• **DOCUMENT SECTION**
---

You don't explicitly label tables in the Business Model and Mapping layer as fact tables or dimension tables. The Oracle BI Server treats tables at the one end of a join as dimension tables, and tables at the many end of a join as fact tables.

The image shows the many-to-one joins to a fact table in a Business Model diagram. In the Business Model diagram, all joins have an arrow, indicating the one side, pointing away from the Fact-Pipeline table; no joins are pointing to it. For an example of this in a business model, open a repository in the Model Administration Tool, right-click a fact table, select Business Model Diagram, and then select Whole Diagram.

Identify Logical Dimension Tables

Dimension tables contain attributes that describe business entities such as Customer Name, Region, Address and Country.

A business uses facts to measure performance using established dimensions such as by time, product, and market. Every dimension has a set of descriptive attributes. Dimension tables contain primary keys that identify each member.

Dimension table attributes provide context to numeric data, for example, by providing the ability to categorize Service Requests. Attributes stored in a service requests dimension table could include Service Request Owner, Area, Account, and Priority.

Dimensions in the business model are conformed dimensions, that is those dimensions that are consistent across. If a specific data source has five different instances of a specific Customer table, the business model should only have one Customer table. To achieve conformance, all five physical source instances of Customer are mapped to a single Customer logical table, with transformations in the logical table source as necessary. Conformed dimensions hide the complexity of the Physical layer from users, and enable combining data from multiple fact sources at different grains. Conformed dimensions enable combining multiple data sources.

The business model uses business keys for a dimension and level keys instead of generated surrogate keys. For example, you would use Customer Name with values like Oracle instead of Customer Key with values like 1076823. Using business keys in the business model ensures that all sources for that dimension can conform to the same logical dimension table with the same logical key and level key.

---

• **THINGS TO DO**
• 1. Answer these questions about the Business Model and Mapping section:
(a) How does the Oracle BI Server treat tables at the many end of a join?
(b) What attributes could a service requests dimension table store?
(c) If a data source has five instances of a Customer table, how many Customer tables should the business model have?
• 2. Pick up the Business Model and Mapping section after its final sentence and keep writing it in the same technical voice.
The data after this section plays no part here.

• **GIVEN INFORMATION**
---

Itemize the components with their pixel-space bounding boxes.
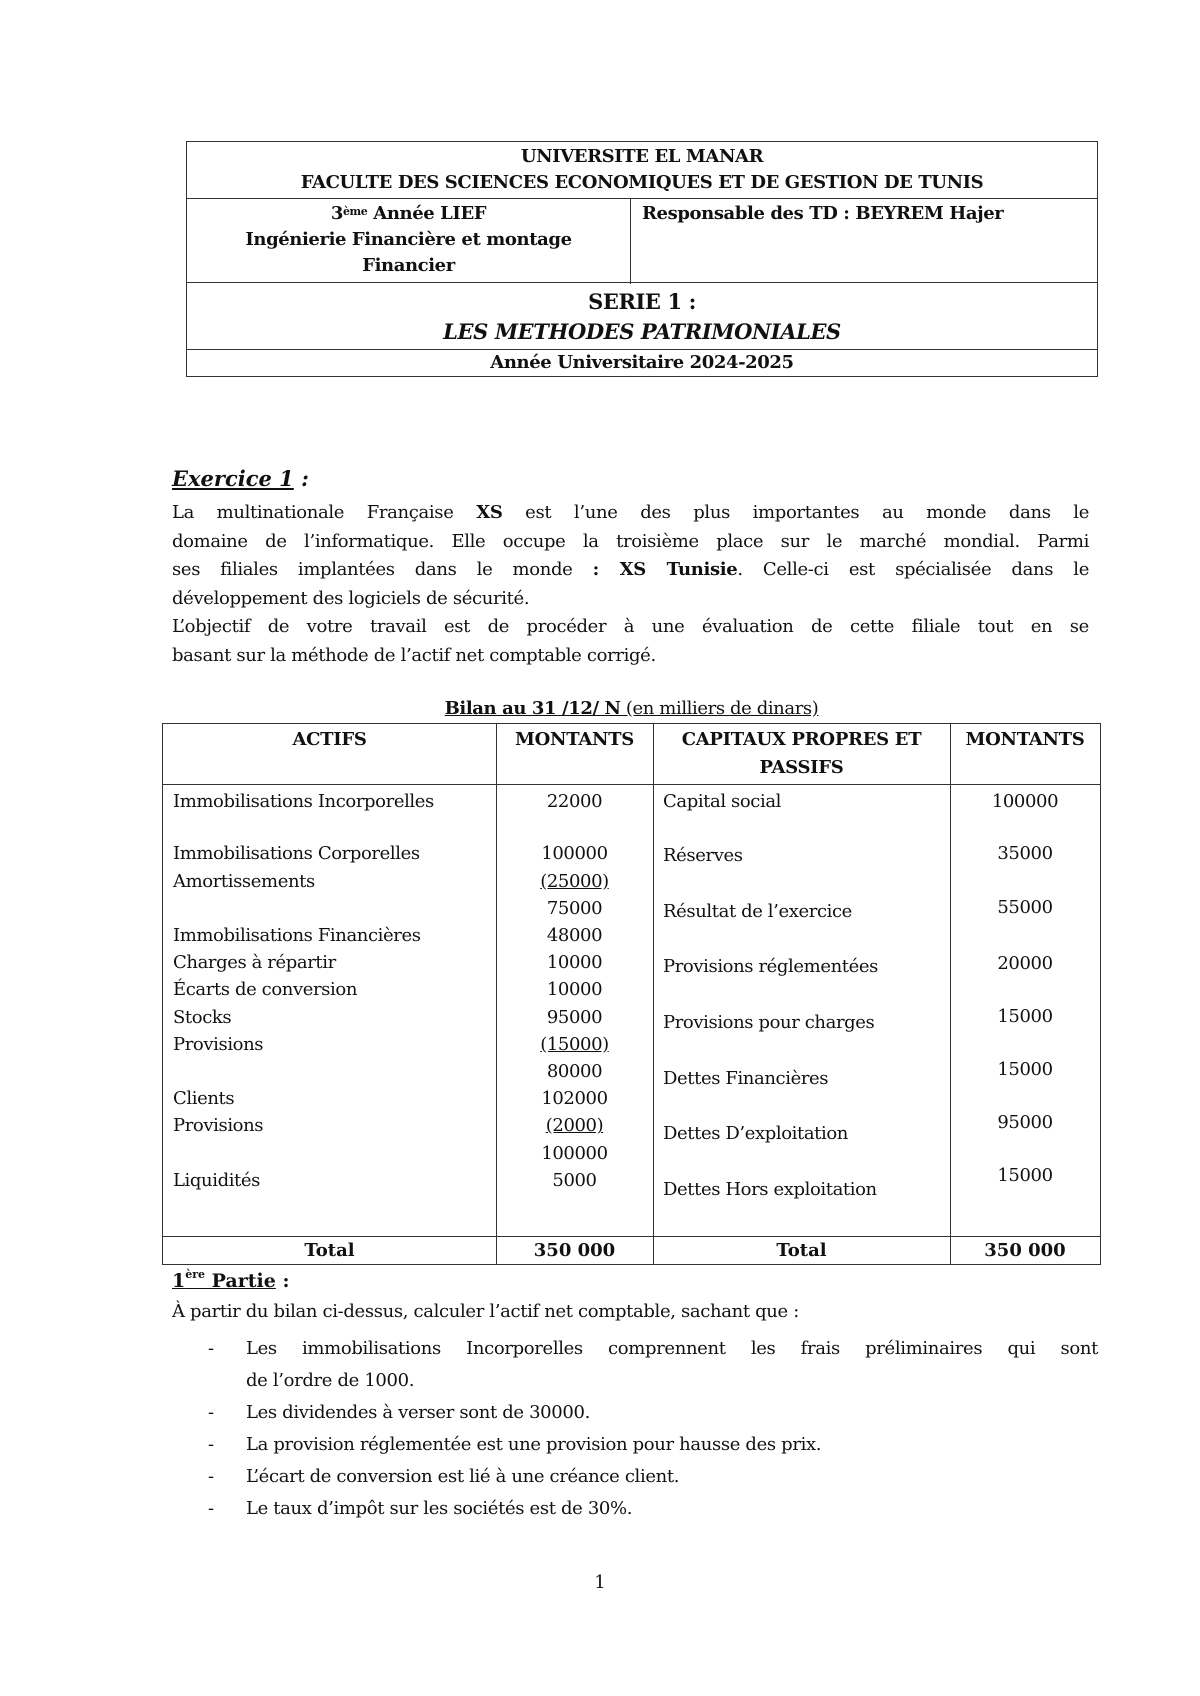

---

• **RESULTS OF THE EXERCISE**
• 1.
(a) As fact tables.
(b) Service Request Owner, Area, Account, and Priority.
(c) One.

• 2.
Generated surrogate keys can exist in the Physical layer where the keys are useful for their query performance advantages on joins. The Business Model and Mapping layer doesn't have surrogate key columns.

Identify Dimensions

Dimensions are categories of attributes by which the business is defined.

Common dimensions are time periods, products, markets, customers, suppliers, promotion conditions, raw materials, manufacturing plants, transportation methods, media types, and time of day. Within a given dimension, there are many attributes. For example, the time period dimension can contain the attributes day, week, month, quarter, and year. Exactly what attributes a dimension contains depends on the way the business is analyzed.

Dimensions contain hierarchies that are sets of top-down relationships between members within a dimension. There are two types of hierarchies:

  • level-based hierarchies (structure hierarchies)

  • parent-child hierarchies (value hierarchies)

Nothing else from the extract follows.